### [WHAT THIS TASK INVOLVES]
Restate, word for word, all of the material shown below.
******************************
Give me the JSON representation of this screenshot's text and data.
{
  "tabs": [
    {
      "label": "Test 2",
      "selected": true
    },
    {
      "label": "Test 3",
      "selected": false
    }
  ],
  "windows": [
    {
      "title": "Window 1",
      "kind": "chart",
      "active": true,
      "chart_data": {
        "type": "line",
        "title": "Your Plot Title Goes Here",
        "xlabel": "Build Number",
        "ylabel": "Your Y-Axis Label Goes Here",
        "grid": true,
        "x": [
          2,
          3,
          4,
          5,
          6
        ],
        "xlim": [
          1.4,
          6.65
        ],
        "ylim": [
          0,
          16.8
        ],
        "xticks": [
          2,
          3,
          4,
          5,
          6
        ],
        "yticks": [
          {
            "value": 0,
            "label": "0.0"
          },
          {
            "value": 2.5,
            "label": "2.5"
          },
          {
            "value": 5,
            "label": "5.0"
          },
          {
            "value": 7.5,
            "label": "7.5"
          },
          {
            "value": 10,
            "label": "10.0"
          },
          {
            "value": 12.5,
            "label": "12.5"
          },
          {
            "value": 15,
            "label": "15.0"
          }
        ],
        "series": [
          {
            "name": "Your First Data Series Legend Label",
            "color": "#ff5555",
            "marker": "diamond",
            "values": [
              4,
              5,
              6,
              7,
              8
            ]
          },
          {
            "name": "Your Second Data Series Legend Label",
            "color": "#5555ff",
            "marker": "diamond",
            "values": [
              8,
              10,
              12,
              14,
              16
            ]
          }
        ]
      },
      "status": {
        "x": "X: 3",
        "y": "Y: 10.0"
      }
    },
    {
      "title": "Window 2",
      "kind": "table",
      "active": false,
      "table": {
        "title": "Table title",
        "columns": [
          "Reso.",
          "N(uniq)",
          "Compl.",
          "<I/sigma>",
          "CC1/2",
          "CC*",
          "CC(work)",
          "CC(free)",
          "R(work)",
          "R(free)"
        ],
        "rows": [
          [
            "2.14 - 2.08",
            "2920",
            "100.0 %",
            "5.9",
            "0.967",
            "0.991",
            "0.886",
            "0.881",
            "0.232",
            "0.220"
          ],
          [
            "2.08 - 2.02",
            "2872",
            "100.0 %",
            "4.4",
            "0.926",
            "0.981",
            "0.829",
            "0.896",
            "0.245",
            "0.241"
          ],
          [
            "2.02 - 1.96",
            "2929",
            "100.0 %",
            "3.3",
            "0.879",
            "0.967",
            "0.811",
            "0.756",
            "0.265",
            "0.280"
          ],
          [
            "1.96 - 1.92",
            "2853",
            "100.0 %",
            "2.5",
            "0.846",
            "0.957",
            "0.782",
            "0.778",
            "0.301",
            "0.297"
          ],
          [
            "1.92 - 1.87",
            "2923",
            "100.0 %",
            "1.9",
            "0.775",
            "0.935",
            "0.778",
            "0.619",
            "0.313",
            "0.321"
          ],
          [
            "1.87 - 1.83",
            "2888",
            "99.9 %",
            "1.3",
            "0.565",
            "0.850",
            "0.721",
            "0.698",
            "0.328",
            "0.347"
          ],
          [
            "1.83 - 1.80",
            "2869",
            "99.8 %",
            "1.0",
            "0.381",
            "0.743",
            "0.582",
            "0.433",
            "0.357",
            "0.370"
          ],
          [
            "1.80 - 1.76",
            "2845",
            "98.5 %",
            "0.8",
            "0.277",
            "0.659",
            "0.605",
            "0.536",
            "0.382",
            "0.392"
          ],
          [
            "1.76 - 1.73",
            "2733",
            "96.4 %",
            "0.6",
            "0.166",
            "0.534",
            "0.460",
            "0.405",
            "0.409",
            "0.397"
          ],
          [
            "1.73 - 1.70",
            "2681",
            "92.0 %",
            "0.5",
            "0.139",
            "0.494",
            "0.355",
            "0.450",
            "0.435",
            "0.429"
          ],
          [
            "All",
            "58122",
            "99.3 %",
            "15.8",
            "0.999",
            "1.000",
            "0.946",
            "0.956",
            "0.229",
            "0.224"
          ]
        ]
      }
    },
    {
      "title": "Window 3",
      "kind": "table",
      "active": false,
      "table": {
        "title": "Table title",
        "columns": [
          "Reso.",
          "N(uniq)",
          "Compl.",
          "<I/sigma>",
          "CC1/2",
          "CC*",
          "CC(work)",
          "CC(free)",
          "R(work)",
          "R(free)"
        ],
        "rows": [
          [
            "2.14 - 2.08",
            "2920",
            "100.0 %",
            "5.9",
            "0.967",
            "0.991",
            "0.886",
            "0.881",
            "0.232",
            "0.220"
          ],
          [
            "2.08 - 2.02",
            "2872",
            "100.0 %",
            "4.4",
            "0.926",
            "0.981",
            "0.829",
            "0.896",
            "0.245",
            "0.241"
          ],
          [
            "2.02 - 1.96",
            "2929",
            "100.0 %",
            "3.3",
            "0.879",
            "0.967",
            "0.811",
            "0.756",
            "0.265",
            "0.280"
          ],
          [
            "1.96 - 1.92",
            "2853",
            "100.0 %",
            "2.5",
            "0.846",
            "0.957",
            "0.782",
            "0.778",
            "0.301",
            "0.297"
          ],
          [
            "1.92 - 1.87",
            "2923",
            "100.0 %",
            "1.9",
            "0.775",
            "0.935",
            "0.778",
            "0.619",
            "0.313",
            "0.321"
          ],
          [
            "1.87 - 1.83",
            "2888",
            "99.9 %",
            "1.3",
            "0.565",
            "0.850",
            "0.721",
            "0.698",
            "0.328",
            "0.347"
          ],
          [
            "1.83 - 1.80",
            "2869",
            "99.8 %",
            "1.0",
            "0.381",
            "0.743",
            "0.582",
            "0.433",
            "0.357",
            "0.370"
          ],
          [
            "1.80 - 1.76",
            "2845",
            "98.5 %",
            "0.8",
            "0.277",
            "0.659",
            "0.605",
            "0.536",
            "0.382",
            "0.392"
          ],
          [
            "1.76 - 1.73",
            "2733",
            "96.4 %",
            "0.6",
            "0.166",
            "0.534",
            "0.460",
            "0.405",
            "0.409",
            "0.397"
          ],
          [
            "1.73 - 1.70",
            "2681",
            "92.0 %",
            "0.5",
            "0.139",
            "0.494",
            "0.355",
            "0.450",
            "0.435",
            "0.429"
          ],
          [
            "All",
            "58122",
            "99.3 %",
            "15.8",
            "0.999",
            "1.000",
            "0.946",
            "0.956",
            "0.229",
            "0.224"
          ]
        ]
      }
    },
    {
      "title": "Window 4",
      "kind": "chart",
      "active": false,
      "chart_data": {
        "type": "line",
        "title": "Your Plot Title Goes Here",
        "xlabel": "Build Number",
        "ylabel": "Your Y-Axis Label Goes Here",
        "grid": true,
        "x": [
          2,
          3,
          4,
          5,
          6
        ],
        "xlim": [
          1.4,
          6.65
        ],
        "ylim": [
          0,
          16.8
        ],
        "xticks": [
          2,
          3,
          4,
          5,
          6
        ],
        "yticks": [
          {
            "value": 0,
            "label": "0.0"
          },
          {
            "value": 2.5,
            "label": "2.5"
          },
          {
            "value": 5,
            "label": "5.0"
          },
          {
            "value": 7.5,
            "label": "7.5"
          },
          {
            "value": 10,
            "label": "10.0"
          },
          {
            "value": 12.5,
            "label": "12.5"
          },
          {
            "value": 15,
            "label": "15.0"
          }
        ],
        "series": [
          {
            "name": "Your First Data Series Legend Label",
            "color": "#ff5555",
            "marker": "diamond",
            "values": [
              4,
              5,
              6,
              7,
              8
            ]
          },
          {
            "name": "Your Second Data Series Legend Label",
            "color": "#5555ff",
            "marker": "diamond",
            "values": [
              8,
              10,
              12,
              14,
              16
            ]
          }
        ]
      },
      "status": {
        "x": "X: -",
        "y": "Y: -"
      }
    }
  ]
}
******************************
### [EXERCISE RESPONSE]
Give me the JSON representation of this screenshot's text and data.
{
  "tabs": [
    {
      "label": "Test 2",
      "selected": true
    },
    {
      "label": "Test 3",
      "selected": false
    }
  ],
  "windows": [
    {
      "title": "Window 1",
      "kind": "chart",
      "active": true,
      "chart_data": {
        "type": "line",
        "title": "Your Plot Title Goes Here",
        "xlabel": "Build Number",
        "ylabel": "Your Y-Axis Label Goes Here",
        "grid": true,
        "x": [
          2,
          3,
          4,
          5,
          6
        ],
        "xlim": [
          1.4,
          6.65
        ],
        "ylim": [
          0,
          16.8
        ],
        "xticks": [
          2,
          3,
          4,
          5,
          6
        ],
        "yticks": [
          {
            "value": 0,
            "label": "0.0"
          },
          {
            "value": 2.5,
            "label": "2.5"
          },
          {
            "value": 5,
            "label": "5.0"
          },
          {
            "value": 7.5,
            "label": "7.5"
          },
          {
            "value": 10,
            "label": "10.0"
          },
          {
            "value": 12.5,
            "label": "12.5"
          },
          {
            "value": 15,
            "label": "15.0"
          }
        ],
        "series": [
          {
            "name": "Your First Data Series Legend Label",
            "color": "#ff5555",
            "marker": "diamond",
            "values": [
              4,
              5,
              6,
              7,
              8
            ]
          },
          {
            "name": "Your Second Data Series Legend Label",
            "color": "#5555ff",
            "marker": "diamond",
            "values": [
              8,
              10,
              12,
              14,
              16
            ]
          }
        ]
      },
      "status": {
        "x": "X: 3",
        "y": "Y: 10.0"
      }
    },
    {
      "title": "Window 2",
      "kind": "table",
      "active": false,
      "table": {
        "title": "Table title",
        "columns": [
          "Reso.",
          "N(uniq)",
          "Compl.",
          "<I/sigma>",
          "CC1/2",
          "CC*",
          "CC(work)",
          "CC(free)",
          "R(work)",
          "R(free)"
        ],
        "rows": [
          [
            "2.14 - 2.08",
            "2920",
            "100.0 %",
            "5.9",
            "0.967",
            "0.991",
            "0.886",
            "0.881",
            "0.232",
            "0.220"
          ],
          [
            "2.08 - 2.02",
            "2872",
            "100.0 %",
            "4.4",
            "0.926",
            "0.981",
            "0.829",
            "0.896",
            "0.245",
            "0.241"
          ],
          [
            "2.02 - 1.96",
            "2929",
            "100.0 %",
            "3.3",
            "0.879",
            "0.967",
            "0.811",
            "0.756",
            "0.265",
            "0.280"
          ],
          [
            "1.96 - 1.92",
            "2853",
            "100.0 %",
            "2.5",
            "0.846",
            "0.957",
            "0.782",
            "0.778",
            "0.301",
            "0.297"
          ],
          [
            "1.92 - 1.87",
            "2923",
            "100.0 %",
            "1.9",
            "0.775",
            "0.935",
            "0.778",
            "0.619",
            "0.313",
            "0.321"
          ],
          [
            "1.87 - 1.83",
            "2888",
            "99.9 %",
            "1.3",
            "0.565",
            "0.850",
            "0.721",
            "0.698",
            "0.328",
            "0.347"
          ],
          [
            "1.83 - 1.80",
            "2869",
            "99.8 %",
            "1.0",
            "0.381",
            "0.743",
            "0.582",
            "0.433",
            "0.357",
            "0.370"
          ],
          [
            "1.80 - 1.76",
            "2845",
            "98.5 %",
            "0.8",
            "0.277",
            "0.659",
            "0.605",
            "0.536",
            "0.382",
            "0.392"
          ],
          [
            "1.76 - 1.73",
            "2733",
            "96.4 %",
            "0.6",
            "0.166",
            "0.534",
            "0.460",
            "0.405",
            "0.409",
            "0.397"
          ],
          [
            "1.73 - 1.70",
            "2681",
            "92.0 %",
            "0.5",
            "0.139",
            "0.494",
            "0.355",
            "0.450",
            "0.435",
            "0.429"
          ],
          [
            "All",
            "58122",
            "99.3 %",
            "15.8",
            "0.999",
            "1.000",
            "0.946",
            "0.956",
            "0.229",
            "0.224"
          ]
        ]
      }
    },
    {
      "title": "Window 3",
      "kind": "table",
      "active": false,
      "table": {
        "title": "Table title",
        "columns": [
          "Reso.",
          "N(uniq)",
          "Compl.",
          "<I/sigma>",
          "CC1/2",
          "CC*",
          "CC(work)",
          "CC(free)",
          "R(work)",
          "R(free)"
        ],
        "rows": [
          [
            "2.14 - 2.08",
            "2920",
            "100.0 %",
            "5.9",
            "0.967",
            "0.991",
            "0.886",
            "0.881",
            "0.232",
            "0.220"
          ],
          [
            "2.08 - 2.02",
            "2872",
            "100.0 %",
            "4.4",
            "0.926",
            "0.981",
            "0.829",
            "0.896",
            "0.245",
            "0.241"
          ],
          [
            "2.02 - 1.96",
            "2929",
            "100.0 %",
            "3.3",
            "0.879",
            "0.967",
            "0.811",
            "0.756",
            "0.265",
            "0.280"
          ],
          [
            "1.96 - 1.92",
            "2853",
            "100.0 %",
            "2.5",
            "0.846",
            "0.957",
            "0.782",
            "0.778",
            "0.301",
            "0.297"
          ],
          [
            "1.92 - 1.87",
            "2923",
            "100.0 %",
            "1.9",
            "0.775",
            "0.935",
            "0.778",
            "0.619",
            "0.313",
            "0.321"
          ],
          [
            "1.87 - 1.83",
            "2888",
            "99.9 %",
            "1.3",
            "0.565",
            "0.850",
            "0.721",
            "0.698",
            "0.328",
            "0.347"
          ],
          [
            "1.83 - 1.80",
            "2869",
            "99.8 %",
            "1.0",
            "0.381",
            "0.743",
            "0.582",
            "0.433",
            "0.357",
            "0.370"
          ],
          [
            "1.80 - 1.76",
            "2845",
            "98.5 %",
            "0.8",
            "0.277",
            "0.659",
            "0.605",
            "0.536",
            "0.382",
            "0.392"
          ],
          [
            "1.76 - 1.73",
            "2733",
            "96.4 %",
            "0.6",
            "0.166",
            "0.534",
            "0.460",
            "0.405",
            "0.409",
            "0.397"
          ],
          [
            "1.73 - 1.70",
            "2681",
            "92.0 %",
            "0.5",
            "0.139",
            "0.494",
            "0.355",
            "0.450",
            "0.435",
            "0.429"
          ],
          [
            "All",
            "58122",
            "99.3 %",
            "15.8",
            "0.999",
            "1.000",
            "0.946",
            "0.956",
            "0.229",
            "0.224"
          ]
        ]
      }
    },
    {
      "title": "Window 4",
      "kind": "chart",
      "active": false,
      "chart_data": {
        "type": "line",
        "title": "Your Plot Title Goes Here",
        "xlabel": "Build Number",
        "ylabel": "Your Y-Axis Label Goes Here",
        "grid": true,
        "x": [
          2,
          3,
          4,
          5,
          6
        ],
        "xlim": [
          1.4,
          6.65
        ],
        "ylim": [
          0,
          16.8
        ],
        "xticks": [
          2,
          3,
          4,
          5,
          6
        ],
        "yticks": [
          {
            "value": 0,
            "label": "0.0"
          },
          {
            "value": 2.5,
            "label": "2.5"
          },
          {
            "value": 5,
            "label": "5.0"
          },
          {
            "value": 7.5,
            "label": "7.5"
          },
          {
            "value": 10,
            "label": "10.0"
          },
          {
            "value": 12.5,
            "label": "12.5"
          },
          {
            "value": 15,
            "label": "15.0"
          }
        ],
        "series": [
          {
            "name": "Your First Data Series Legend Label",
            "color": "#ff5555",
            "marker": "diamond",
            "values": [
              4,
              5,
              6,
              7,
              8
            ]
          },
          {
            "name": "Your Second Data Series Legend Label",
            "color": "#5555ff",
            "marker": "diamond",
            "values": [
              8,
              10,
              12,
              14,
              16
            ]
          }
        ]
      },
      "status": {
        "x": "X: -",
        "y": "Y: -"
      }
    }
  ]
}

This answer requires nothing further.